━━━━━ ROWS

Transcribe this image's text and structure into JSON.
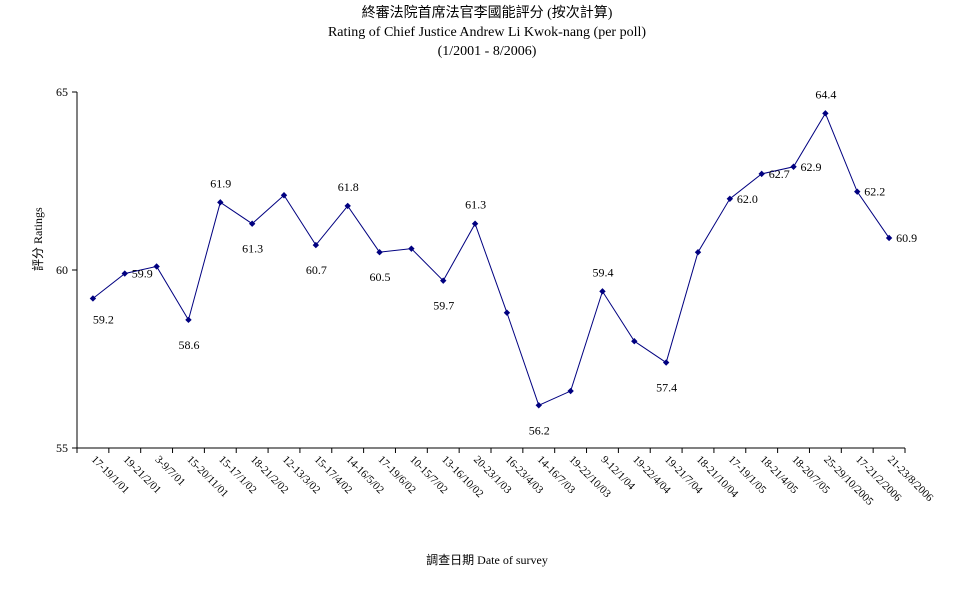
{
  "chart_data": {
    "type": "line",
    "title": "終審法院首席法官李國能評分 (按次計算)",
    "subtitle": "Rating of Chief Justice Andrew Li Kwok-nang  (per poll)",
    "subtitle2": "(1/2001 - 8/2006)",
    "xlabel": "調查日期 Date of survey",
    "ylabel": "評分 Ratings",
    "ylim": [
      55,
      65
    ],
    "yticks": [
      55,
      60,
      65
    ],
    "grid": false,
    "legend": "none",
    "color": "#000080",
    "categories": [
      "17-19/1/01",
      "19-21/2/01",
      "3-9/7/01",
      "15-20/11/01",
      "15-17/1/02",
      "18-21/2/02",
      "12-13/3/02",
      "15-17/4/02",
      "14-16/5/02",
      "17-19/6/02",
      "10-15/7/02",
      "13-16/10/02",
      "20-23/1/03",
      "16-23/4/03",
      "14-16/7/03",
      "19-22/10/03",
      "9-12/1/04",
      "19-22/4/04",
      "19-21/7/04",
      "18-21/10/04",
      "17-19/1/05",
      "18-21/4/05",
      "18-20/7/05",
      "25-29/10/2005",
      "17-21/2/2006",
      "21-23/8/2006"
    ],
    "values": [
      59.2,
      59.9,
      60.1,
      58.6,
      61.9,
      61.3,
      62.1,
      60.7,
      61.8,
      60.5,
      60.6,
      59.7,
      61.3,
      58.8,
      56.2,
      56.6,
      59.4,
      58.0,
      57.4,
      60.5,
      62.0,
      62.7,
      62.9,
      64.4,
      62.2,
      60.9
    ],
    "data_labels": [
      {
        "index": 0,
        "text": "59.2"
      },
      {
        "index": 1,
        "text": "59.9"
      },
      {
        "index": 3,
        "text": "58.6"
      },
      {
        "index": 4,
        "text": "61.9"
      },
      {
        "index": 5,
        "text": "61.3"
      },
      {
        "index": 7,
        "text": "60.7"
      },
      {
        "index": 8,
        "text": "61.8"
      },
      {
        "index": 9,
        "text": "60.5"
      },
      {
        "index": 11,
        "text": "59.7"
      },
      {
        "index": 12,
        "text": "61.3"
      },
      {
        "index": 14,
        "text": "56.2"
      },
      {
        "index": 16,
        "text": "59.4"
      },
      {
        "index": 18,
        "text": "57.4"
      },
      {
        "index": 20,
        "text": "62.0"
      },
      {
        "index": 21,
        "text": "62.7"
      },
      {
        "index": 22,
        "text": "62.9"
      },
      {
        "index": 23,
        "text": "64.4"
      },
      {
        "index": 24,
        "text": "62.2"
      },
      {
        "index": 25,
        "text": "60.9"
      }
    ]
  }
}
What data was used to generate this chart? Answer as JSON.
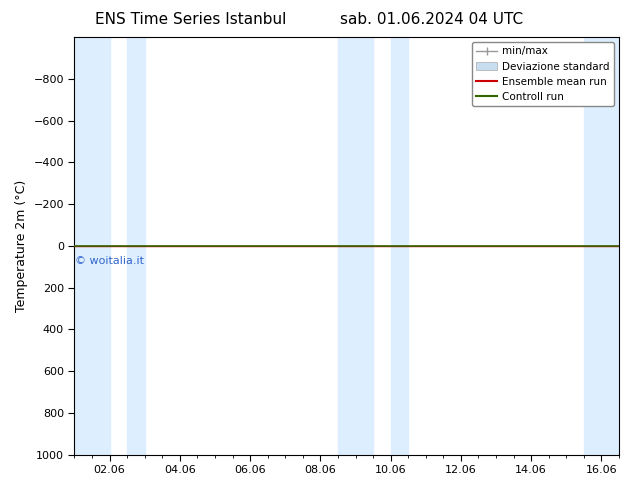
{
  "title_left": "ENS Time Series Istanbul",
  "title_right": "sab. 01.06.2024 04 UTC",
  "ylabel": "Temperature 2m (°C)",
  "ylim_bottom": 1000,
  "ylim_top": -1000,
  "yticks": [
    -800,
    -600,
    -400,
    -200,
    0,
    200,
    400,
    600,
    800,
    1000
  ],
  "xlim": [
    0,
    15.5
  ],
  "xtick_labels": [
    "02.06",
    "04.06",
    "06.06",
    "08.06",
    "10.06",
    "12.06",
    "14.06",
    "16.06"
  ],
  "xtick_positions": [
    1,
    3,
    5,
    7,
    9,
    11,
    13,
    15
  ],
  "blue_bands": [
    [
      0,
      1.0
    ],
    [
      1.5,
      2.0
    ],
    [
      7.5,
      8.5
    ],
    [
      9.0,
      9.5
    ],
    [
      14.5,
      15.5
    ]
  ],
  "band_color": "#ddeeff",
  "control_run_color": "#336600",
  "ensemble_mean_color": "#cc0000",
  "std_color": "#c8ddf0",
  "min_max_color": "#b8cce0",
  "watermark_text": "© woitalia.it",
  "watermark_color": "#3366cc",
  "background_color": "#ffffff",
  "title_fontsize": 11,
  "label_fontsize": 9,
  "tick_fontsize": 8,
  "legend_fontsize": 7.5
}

━━━━━━━━━━

__PROBLEM DESCRIPTION__
Output exactly the lines from the one containing "What data was" through the last line of the records above, both included, leaving out any pictures.

__TASK RESPONSE__
What data was used to generate this chart? Answer as JSON.
{
  "title_left": "ENS Time Series Istanbul",
  "title_right": "sab. 01.06.2024 04 UTC",
  "ylabel": "Temperature 2m (°C)",
  "ylim_bottom": 1000,
  "ylim_top": -1000,
  "yticks": [
    -800,
    -600,
    -400,
    -200,
    0,
    200,
    400,
    600,
    800,
    1000
  ],
  "xlim": [
    0,
    15.5
  ],
  "xtick_labels": [
    "02.06",
    "04.06",
    "06.06",
    "08.06",
    "10.06",
    "12.06",
    "14.06",
    "16.06"
  ],
  "xtick_positions": [
    1,
    3,
    5,
    7,
    9,
    11,
    13,
    15
  ],
  "blue_bands": [
    [
      0,
      1.0
    ],
    [
      1.5,
      2.0
    ],
    [
      7.5,
      8.5
    ],
    [
      9.0,
      9.5
    ],
    [
      14.5,
      15.5
    ]
  ],
  "band_color": "#ddeeff",
  "control_run_color": "#336600",
  "ensemble_mean_color": "#cc0000",
  "std_color": "#c8ddf0",
  "min_max_color": "#b8cce0",
  "watermark_text": "© woitalia.it",
  "watermark_color": "#3366cc",
  "background_color": "#ffffff",
  "title_fontsize": 11,
  "label_fontsize": 9,
  "tick_fontsize": 8,
  "legend_fontsize": 7.5
}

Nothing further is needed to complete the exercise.